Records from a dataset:
# # # # #

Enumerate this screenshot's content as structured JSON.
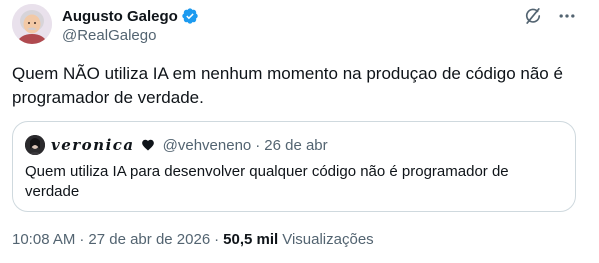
{
  "author": {
    "display_name": "Augusto Galego",
    "handle": "@RealGalego",
    "verified": true
  },
  "tweet": {
    "text": "Quem NÃO utiliza IA em nenhum momento na produçao de código não é programador de verdade."
  },
  "quoted_tweet": {
    "display_name": "veronica",
    "handle": "@vehveneno",
    "separator": "·",
    "date": "26 de abr",
    "text": "Quem utiliza IA para desenvolver qualquer código não é programador de verdade"
  },
  "meta": {
    "time": "10:08 AM",
    "separator": "·",
    "date": "27 de abr de 2026",
    "separator2": "·",
    "views_count": "50,5 mil",
    "views_label": "Visualizações"
  },
  "icons": {
    "verified": "verified-badge-icon",
    "grok": "grok-icon",
    "more": "more-icon",
    "heart": "black-heart-icon"
  },
  "colors": {
    "verified_blue": "#1d9bf0",
    "secondary_text": "#536471",
    "primary_text": "#0f1419",
    "border": "#cfd9de"
  }
}
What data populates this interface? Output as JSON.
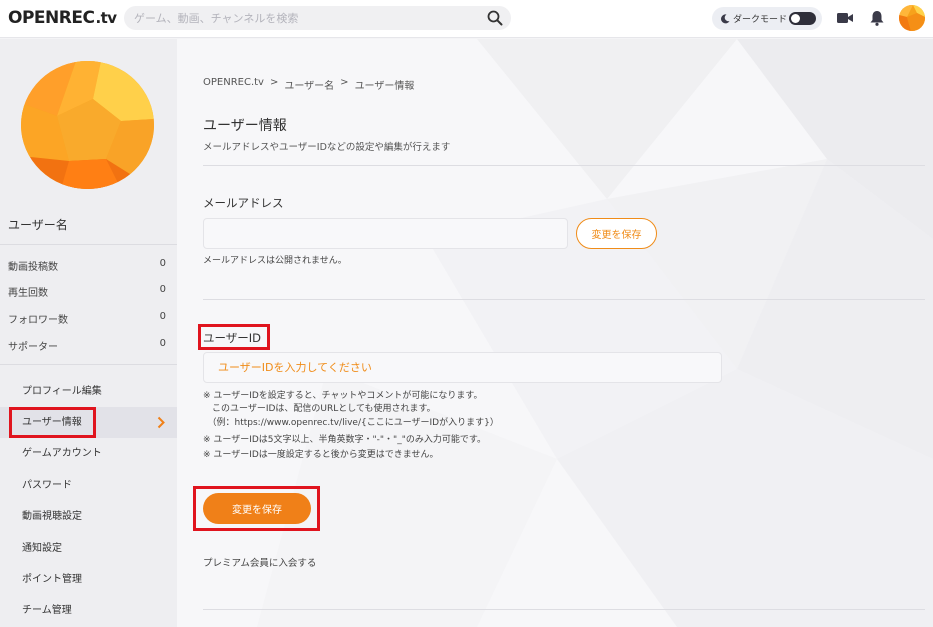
{
  "header": {
    "logo_main": "OPENREC",
    "logo_suffix": ".tv",
    "search_placeholder": "ゲーム、動画、チャンネルを検索",
    "dark_mode_label": "ダークモード"
  },
  "sidebar": {
    "username": "ユーザー名",
    "stats": [
      {
        "label": "動画投稿数",
        "value": "0"
      },
      {
        "label": "再生回数",
        "value": "0"
      },
      {
        "label": "フォロワー数",
        "value": "0"
      },
      {
        "label": "サポーター",
        "value": "0"
      }
    ],
    "menu": [
      {
        "label": "プロフィール編集"
      },
      {
        "label": "ユーザー情報"
      },
      {
        "label": "ゲームアカウント"
      },
      {
        "label": "パスワード"
      },
      {
        "label": "動画視聴設定"
      },
      {
        "label": "通知設定"
      },
      {
        "label": "ポイント管理"
      },
      {
        "label": "チーム管理"
      }
    ]
  },
  "main": {
    "breadcrumb": [
      "OPENREC.tv",
      ">",
      "ユーザー名",
      ">",
      "ユーザー情報"
    ],
    "title": "ユーザー情報",
    "description": "メールアドレスやユーザーIDなどの設定や編集が行えます",
    "email": {
      "label": "メールアドレス",
      "value": "",
      "save_label": "変更を保存",
      "note": "メールアドレスは公開されません。"
    },
    "user_id": {
      "label": "ユーザーID",
      "placeholder": "ユーザーIDを入力してください",
      "notes": [
        "※ ユーザーIDを設定すると、チャットやコメントが可能になります。",
        "　このユーザーIDは、配信のURLとしても使用されます。",
        "　（例：https://www.openrec.tv/live/{ここにユーザーIDが入ります}）",
        "※ ユーザーIDは5文字以上、半角英数字・\"-\"・\"_\"のみ入力可能です。",
        "※ ユーザーIDは一度設定すると後から変更はできません。"
      ],
      "save_label": "変更を保存"
    },
    "premium_link": "プレミアム会員に入会する"
  },
  "colors": {
    "accent": "#f08018",
    "highlight_box": "#e0141e"
  }
}
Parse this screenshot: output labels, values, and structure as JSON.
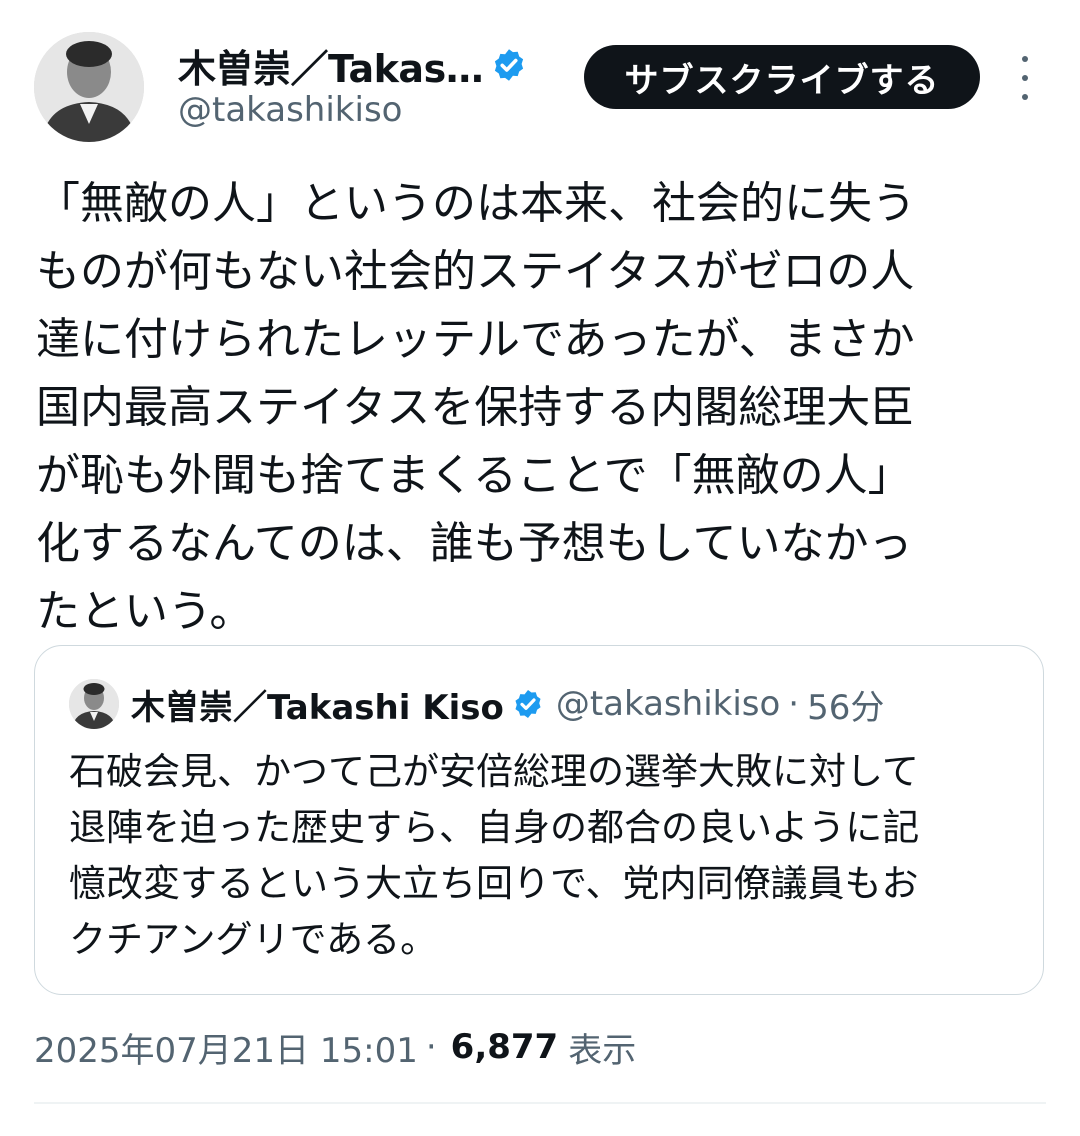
{
  "author": {
    "display_name": "木曽崇／Takas…",
    "handle": "@takashikiso",
    "verified_icon": "verified-badge-icon"
  },
  "subscribe_label": "サブスクライブする",
  "tweet_text": "「無敵の人」というのは本来、社会的に失う\nものが何もない社会的ステイタスがゼロの人\n達に付けられたレッテルであったが、まさか\n国内最高ステイタスを保持する内閣総理大臣\nが恥も外聞も捨てまくることで「無敵の人」\n化するなんてのは、誰も予想もしていなかっ\nたという。",
  "quote": {
    "display_name": "木曽崇／Takashi Kiso",
    "handle": "@takashikiso",
    "separator": "·",
    "time": "56分",
    "text": "石破会見、かつて己が安倍総理の選挙大敗に対して\n退陣を迫った歴史すら、自身の都合の良いように記\n憶改変するという大立ち回りで、党内同僚議員もお\nクチアングリである。"
  },
  "meta": {
    "timestamp": "2025年07月21日 15:01",
    "separator": "·",
    "views_count": "6,877",
    "views_label": "表示"
  },
  "colors": {
    "text": "#0f1419",
    "muted": "#536471",
    "verified": "#1d9bf0",
    "button_bg": "#0f1419",
    "border": "#cfd9de"
  }
}
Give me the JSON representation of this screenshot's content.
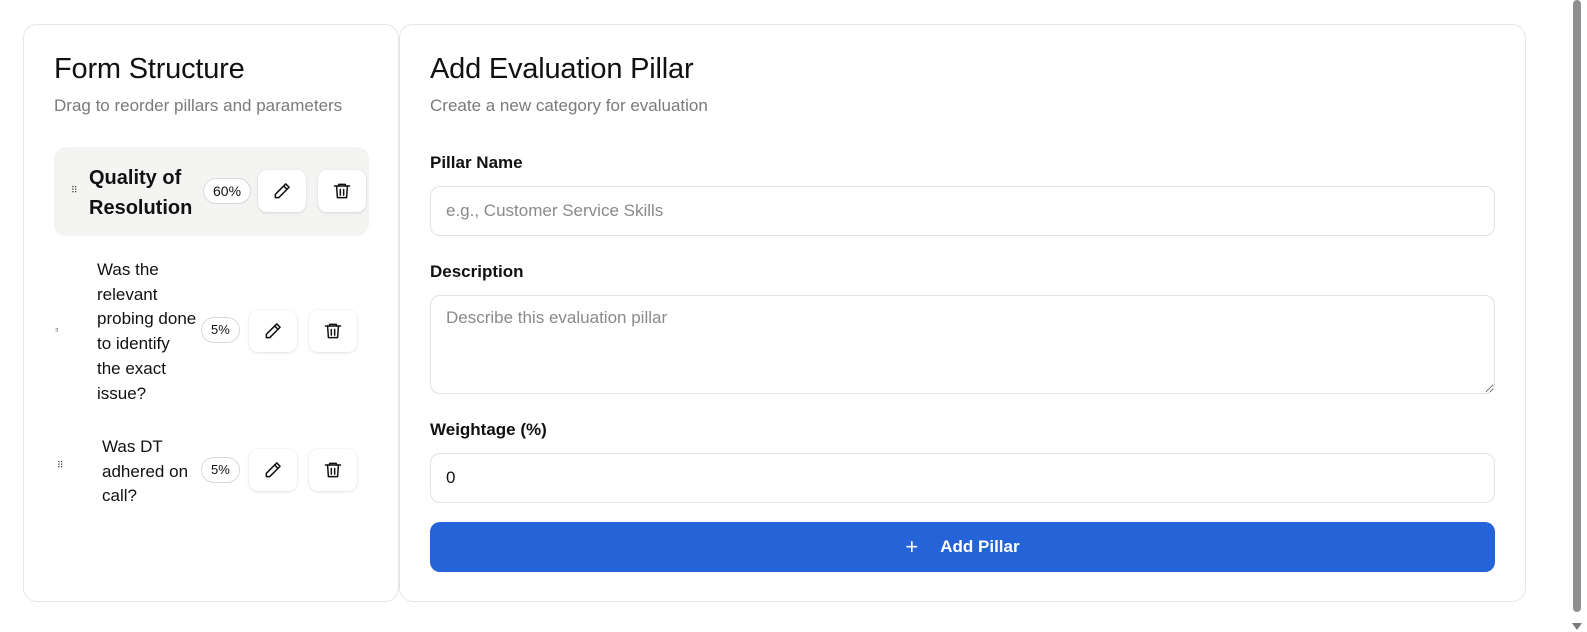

# # # # #

Written instruction: Transcribe every record above exactly as written, leaving out any pictures.

The solution:
Enumerate this screenshot's content as structured JSON.
{
  "author": {
    "display_name": "Augusto Galego",
    "handle": "@RealGalego",
    "verified": true
  },
  "tweet": {
    "text": "Quem NÃO utiliza IA em nenhum momento na produçao de código não é programador de verdade."
  },
  "quoted_tweet": {
    "display_name": "veronica",
    "handle": "@vehveneno",
    "separator": "·",
    "date": "26 de abr",
    "text": "Quem utiliza IA para desenvolver qualquer código não é programador de verdade"
  },
  "meta": {
    "time": "10:08 AM",
    "separator": "·",
    "date": "27 de abr de 2026",
    "separator2": "·",
    "views_count": "50,5 mil",
    "views_label": "Visualizações"
  },
  "icons": {
    "verified": "verified-badge-icon",
    "grok": "grok-icon",
    "more": "more-icon",
    "heart": "black-heart-icon"
  },
  "colors": {
    "verified_blue": "#1d9bf0",
    "secondary_text": "#536471",
    "primary_text": "#0f1419",
    "border": "#cfd9de"
  }
}
What data populates this interface? Output as JSON.
{
  "header": {
    "logo_main": "OPENREC",
    "logo_suffix": ".tv",
    "search_placeholder": "ゲーム、動画、チャンネルを検索",
    "dark_mode_label": "ダークモード"
  },
  "sidebar": {
    "username": "ユーザー名",
    "stats": [
      {
        "label": "動画投稿数",
        "value": "0"
      },
      {
        "label": "再生回数",
        "value": "0"
      },
      {
        "label": "フォロワー数",
        "value": "0"
      },
      {
        "label": "サポーター",
        "value": "0"
      }
    ],
    "menu": [
      {
        "label": "プロフィール編集"
      },
      {
        "label": "ユーザー情報"
      },
      {
        "label": "ゲームアカウント"
      },
      {
        "label": "パスワード"
      },
      {
        "label": "動画視聴設定"
      },
      {
        "label": "通知設定"
      },
      {
        "label": "ポイント管理"
      },
      {
        "label": "チーム管理"
      }
    ]
  },
  "main": {
    "breadcrumb": [
      "OPENREC.tv",
      ">",
      "ユーザー名",
      ">",
      "ユーザー情報"
    ],
    "title": "ユーザー情報",
    "description": "メールアドレスやユーザーIDなどの設定や編集が行えます",
    "email": {
      "label": "メールアドレス",
      "value": "",
      "save_label": "変更を保存",
      "note": "メールアドレスは公開されません。"
    },
    "user_id": {
      "label": "ユーザーID",
      "placeholder": "ユーザーIDを入力してください",
      "notes": [
        "※ ユーザーIDを設定すると、チャットやコメントが可能になります。",
        "　このユーザーIDは、配信のURLとしても使用されます。",
        "　（例：https://www.openrec.tv/live/{ここにユーザーIDが入ります}）",
        "※ ユーザーIDは5文字以上、半角英数字・\"-\"・\"_\"のみ入力可能です。",
        "※ ユーザーIDは一度設定すると後から変更はできません。"
      ],
      "save_label": "変更を保存"
    },
    "premium_link": "プレミアム会員に入会する"
  },
  "colors": {
    "accent": "#f08018",
    "highlight_box": "#e0141e"
  }
}
Parse this screenshot: output labels, values, and structure as JSON.
{
  "author": {
    "display_name": "木曽崇／Takas…",
    "handle": "@takashikiso",
    "verified_icon": "verified-badge-icon"
  },
  "subscribe_label": "サブスクライブする",
  "tweet_text": "「無敵の人」というのは本来、社会的に失う\nものが何もない社会的ステイタスがゼロの人\n達に付けられたレッテルであったが、まさか\n国内最高ステイタスを保持する内閣総理大臣\nが恥も外聞も捨てまくることで「無敵の人」\n化するなんてのは、誰も予想もしていなかっ\nたという。",
  "quote": {
    "display_name": "木曽崇／Takashi Kiso",
    "handle": "@takashikiso",
    "separator": "·",
    "time": "56分",
    "text": "石破会見、かつて己が安倍総理の選挙大敗に対して\n退陣を迫った歴史すら、自身の都合の良いように記\n憶改変するという大立ち回りで、党内同僚議員もお\nクチアングリである。"
  },
  "meta": {
    "timestamp": "2025年07月21日 15:01",
    "separator": "·",
    "views_count": "6,877",
    "views_label": "表示"
  },
  "colors": {
    "text": "#0f1419",
    "muted": "#536471",
    "verified": "#1d9bf0",
    "button_bg": "#0f1419",
    "border": "#cfd9de"
  }
}
Give me the JSON representation of this screenshot's content.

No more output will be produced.